-- Text segment --
We gathered up our things and left the hotel, on the way to visit a nearby temple. All of us were walking along the roadside boulevard when we came to a section that had a whole bunch of broken up sidewalk chunks scattered around. As we were tip-toeing through it, Maddy completely lost her footing, tripped, and landed on a piece of rubble, yelling in pain. We went to help her up and she screamed, “NO!” and then rolled over on one side and we could see that her arm was twisted at a very odd angle. She had broken it. Shit. While the ladies were sitting with her, Tony and I ran across the street to the closest hotel – I forget which one it was – and told the front desk what had happened and asked them what to do. They were very helpful and said it was better to call an ambulance instead of taking a tuk-tuk to the hospital, so they called one while we waited and then told us to just say with her until it arrived. So we went out, crossed the street and told them that a ride was on the way. By now the sun was higher in the sky and extremely hot so we all stood there in a line trying to shadow Maddy as she was in pain and just wanted to stay where she was on the ground. It only took about 15 minutes for the ambulance to arrive, and we decided that since there wasn’t too much space, the Henriques would all go together to the hospital and we’d stay within range of wifi and keep in touch via text (assuming they could get wifi at the hospital). The paramedics helped Maddy up, and by this time she seemed to be doing better, and was able to walk by herself to the ambulance.

We watched the ambulance drive away into the frenzy of traffic and then looked at each other and just said, “Wow.” On the bright side, it was not a compound fracture, and the one paramedic thought it looked like a very simple break, so told everybody not to worry. But we were all very rattled by this point.

-- Listed records --
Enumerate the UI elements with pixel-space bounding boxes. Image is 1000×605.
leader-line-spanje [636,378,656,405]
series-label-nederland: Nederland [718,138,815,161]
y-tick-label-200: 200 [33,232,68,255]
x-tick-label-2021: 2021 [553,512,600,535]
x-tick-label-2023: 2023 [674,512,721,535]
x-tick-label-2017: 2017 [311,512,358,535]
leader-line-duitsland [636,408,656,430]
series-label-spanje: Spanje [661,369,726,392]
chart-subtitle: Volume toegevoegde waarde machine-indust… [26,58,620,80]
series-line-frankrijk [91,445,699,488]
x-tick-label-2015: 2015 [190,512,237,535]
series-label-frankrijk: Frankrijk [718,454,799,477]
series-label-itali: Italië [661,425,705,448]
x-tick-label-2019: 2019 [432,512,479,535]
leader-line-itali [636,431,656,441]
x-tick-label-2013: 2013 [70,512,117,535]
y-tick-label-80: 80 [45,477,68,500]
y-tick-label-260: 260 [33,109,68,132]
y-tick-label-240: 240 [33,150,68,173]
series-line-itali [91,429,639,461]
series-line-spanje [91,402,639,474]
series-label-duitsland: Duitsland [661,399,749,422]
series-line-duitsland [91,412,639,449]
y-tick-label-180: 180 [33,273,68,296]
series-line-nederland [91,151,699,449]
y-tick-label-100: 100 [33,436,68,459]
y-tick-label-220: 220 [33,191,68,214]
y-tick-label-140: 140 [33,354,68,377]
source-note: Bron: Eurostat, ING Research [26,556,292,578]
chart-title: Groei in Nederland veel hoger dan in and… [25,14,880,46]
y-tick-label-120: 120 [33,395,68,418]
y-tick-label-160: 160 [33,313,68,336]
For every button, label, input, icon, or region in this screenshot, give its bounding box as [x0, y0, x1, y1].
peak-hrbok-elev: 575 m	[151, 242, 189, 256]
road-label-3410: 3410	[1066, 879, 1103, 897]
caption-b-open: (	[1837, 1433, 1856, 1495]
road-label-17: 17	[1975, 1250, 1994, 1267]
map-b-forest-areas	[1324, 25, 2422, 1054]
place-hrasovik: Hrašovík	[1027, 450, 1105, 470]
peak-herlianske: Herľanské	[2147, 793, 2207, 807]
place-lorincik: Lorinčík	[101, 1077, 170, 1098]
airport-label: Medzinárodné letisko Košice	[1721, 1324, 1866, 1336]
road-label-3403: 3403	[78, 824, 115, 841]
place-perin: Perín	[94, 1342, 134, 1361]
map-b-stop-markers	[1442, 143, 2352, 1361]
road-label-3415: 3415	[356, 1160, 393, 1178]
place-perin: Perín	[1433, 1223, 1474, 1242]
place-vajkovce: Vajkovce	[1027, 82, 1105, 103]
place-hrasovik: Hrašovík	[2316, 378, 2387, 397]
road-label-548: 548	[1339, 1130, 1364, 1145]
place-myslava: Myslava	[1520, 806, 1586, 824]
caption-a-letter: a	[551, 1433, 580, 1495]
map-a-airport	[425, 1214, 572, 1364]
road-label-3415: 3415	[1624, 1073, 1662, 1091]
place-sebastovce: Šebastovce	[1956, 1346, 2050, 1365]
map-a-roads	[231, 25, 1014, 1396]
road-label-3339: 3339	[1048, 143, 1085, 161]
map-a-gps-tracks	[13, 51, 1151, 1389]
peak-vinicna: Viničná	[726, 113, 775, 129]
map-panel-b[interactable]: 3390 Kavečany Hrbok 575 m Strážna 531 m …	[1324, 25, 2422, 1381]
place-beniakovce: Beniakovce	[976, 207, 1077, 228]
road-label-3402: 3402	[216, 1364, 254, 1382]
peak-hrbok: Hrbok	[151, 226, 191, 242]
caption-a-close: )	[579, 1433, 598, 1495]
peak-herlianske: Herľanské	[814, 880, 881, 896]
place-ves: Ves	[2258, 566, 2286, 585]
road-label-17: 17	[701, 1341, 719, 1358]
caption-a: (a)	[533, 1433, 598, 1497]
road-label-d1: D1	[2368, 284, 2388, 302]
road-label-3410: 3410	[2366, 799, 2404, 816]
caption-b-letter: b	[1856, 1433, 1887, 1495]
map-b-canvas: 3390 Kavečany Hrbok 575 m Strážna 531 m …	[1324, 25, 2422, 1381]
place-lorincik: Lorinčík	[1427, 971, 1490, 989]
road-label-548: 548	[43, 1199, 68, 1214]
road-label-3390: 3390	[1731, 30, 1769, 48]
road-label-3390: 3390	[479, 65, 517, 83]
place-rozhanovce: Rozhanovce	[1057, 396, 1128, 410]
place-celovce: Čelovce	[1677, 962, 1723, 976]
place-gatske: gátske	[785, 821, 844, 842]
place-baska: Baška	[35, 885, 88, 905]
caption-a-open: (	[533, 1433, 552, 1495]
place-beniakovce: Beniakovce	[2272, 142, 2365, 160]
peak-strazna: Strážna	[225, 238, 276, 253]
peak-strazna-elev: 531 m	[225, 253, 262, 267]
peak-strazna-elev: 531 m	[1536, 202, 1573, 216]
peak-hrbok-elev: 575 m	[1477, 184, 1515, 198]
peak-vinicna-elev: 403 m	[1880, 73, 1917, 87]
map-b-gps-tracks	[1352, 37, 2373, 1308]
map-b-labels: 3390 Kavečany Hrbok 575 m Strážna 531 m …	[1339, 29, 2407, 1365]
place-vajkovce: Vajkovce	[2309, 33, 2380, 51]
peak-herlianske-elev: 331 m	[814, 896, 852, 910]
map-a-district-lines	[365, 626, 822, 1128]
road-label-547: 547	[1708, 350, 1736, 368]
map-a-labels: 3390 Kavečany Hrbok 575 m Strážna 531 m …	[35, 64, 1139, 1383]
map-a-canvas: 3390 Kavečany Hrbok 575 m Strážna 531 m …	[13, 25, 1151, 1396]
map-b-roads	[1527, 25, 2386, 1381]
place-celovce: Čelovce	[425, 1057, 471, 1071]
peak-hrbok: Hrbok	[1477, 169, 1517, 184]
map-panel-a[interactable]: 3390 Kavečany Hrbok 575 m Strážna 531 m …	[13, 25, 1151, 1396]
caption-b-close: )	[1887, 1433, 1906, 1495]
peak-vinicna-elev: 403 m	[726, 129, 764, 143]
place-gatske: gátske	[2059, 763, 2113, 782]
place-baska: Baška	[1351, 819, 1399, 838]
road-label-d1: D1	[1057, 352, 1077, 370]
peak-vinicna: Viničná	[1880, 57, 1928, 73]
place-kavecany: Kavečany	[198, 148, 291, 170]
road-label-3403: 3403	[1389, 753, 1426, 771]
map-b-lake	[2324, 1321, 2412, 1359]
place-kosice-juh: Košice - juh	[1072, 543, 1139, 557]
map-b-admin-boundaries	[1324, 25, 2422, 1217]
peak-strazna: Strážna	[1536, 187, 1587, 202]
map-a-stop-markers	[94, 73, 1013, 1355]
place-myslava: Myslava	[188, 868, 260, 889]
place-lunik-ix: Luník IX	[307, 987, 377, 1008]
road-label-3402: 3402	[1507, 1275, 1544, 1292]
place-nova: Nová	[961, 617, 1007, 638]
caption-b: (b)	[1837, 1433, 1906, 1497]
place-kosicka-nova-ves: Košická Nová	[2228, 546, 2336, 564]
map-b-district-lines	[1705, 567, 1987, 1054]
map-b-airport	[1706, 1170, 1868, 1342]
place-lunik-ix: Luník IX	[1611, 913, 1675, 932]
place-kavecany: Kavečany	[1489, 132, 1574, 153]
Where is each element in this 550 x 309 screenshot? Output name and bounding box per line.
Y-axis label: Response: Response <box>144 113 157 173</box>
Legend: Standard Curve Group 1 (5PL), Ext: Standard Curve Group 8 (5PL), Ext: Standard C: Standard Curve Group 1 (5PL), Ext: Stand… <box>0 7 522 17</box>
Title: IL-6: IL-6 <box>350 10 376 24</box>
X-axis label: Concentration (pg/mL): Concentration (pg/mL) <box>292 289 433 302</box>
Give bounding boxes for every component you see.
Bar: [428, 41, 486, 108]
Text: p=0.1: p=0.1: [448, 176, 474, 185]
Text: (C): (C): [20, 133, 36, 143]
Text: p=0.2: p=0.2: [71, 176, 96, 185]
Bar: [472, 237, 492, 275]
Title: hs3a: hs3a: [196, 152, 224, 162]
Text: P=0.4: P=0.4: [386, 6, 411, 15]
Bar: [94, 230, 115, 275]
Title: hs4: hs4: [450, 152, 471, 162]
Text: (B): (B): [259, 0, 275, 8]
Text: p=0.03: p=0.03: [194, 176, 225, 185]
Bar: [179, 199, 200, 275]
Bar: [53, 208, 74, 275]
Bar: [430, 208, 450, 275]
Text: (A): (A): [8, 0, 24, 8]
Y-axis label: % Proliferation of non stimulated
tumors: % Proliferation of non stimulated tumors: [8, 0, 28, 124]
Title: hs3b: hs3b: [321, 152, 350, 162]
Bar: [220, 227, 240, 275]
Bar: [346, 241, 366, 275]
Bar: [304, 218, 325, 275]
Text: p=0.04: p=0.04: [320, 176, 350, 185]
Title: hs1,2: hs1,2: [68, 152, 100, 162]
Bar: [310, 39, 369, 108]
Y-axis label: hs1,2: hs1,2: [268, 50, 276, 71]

-- What to work on --
Please rewrite the part of the travel account that opens with the words containing "We watched the" and closes with "by this point.", putting "shaken" in place of "rattled".

-- Finished exercise --
We watched the ambulance drive away into the frenzy of traffic and then looked at each other and just said, “Wow.” On the bright side, it was not a compound fracture, and the one paramedic thought it looked like a very simple break, so told everybody not to worry. But we were all very shaken by this point.